WHAT TO PRODUCE: Of the lines in this listing, how many contain the word "unidad"? Give the number and nothing else.
——————————
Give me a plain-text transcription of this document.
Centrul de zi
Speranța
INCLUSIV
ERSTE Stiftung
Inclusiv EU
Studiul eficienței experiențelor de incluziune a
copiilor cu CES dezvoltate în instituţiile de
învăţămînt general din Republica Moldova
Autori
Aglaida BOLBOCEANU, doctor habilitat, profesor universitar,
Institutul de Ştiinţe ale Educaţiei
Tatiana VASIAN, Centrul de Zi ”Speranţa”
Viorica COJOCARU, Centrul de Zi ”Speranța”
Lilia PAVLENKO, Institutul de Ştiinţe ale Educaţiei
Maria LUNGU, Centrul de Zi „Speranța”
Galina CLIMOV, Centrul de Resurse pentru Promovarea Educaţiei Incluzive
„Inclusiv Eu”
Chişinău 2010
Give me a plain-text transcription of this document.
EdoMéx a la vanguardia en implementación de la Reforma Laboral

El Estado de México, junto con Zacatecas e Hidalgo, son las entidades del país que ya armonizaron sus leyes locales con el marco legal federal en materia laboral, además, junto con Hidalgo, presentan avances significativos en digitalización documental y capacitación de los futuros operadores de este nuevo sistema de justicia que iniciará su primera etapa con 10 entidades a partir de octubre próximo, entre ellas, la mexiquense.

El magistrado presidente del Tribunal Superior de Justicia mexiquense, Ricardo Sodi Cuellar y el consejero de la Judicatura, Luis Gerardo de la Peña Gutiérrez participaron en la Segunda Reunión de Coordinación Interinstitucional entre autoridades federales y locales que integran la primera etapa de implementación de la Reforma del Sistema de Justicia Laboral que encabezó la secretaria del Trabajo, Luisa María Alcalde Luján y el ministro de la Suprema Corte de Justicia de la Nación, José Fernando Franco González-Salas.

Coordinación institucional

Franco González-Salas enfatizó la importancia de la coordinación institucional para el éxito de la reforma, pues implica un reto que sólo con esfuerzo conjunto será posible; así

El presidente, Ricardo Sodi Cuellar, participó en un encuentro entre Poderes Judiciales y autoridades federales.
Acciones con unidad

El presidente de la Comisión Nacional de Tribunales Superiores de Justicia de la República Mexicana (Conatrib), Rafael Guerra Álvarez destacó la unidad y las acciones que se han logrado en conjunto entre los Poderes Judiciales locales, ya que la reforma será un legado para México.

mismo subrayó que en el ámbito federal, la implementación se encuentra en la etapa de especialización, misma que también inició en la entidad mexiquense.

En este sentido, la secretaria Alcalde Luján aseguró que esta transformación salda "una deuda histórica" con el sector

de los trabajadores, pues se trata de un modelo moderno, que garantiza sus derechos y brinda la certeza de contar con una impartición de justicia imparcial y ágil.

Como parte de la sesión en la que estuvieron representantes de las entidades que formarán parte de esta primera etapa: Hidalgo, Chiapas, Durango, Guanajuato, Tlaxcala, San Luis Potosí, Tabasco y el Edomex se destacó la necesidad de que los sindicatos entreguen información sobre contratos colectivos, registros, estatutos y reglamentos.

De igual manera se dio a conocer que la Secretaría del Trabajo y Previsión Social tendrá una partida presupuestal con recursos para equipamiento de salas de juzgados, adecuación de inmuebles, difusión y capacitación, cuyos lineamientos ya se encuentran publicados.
——————————
TASK ANSWER: 2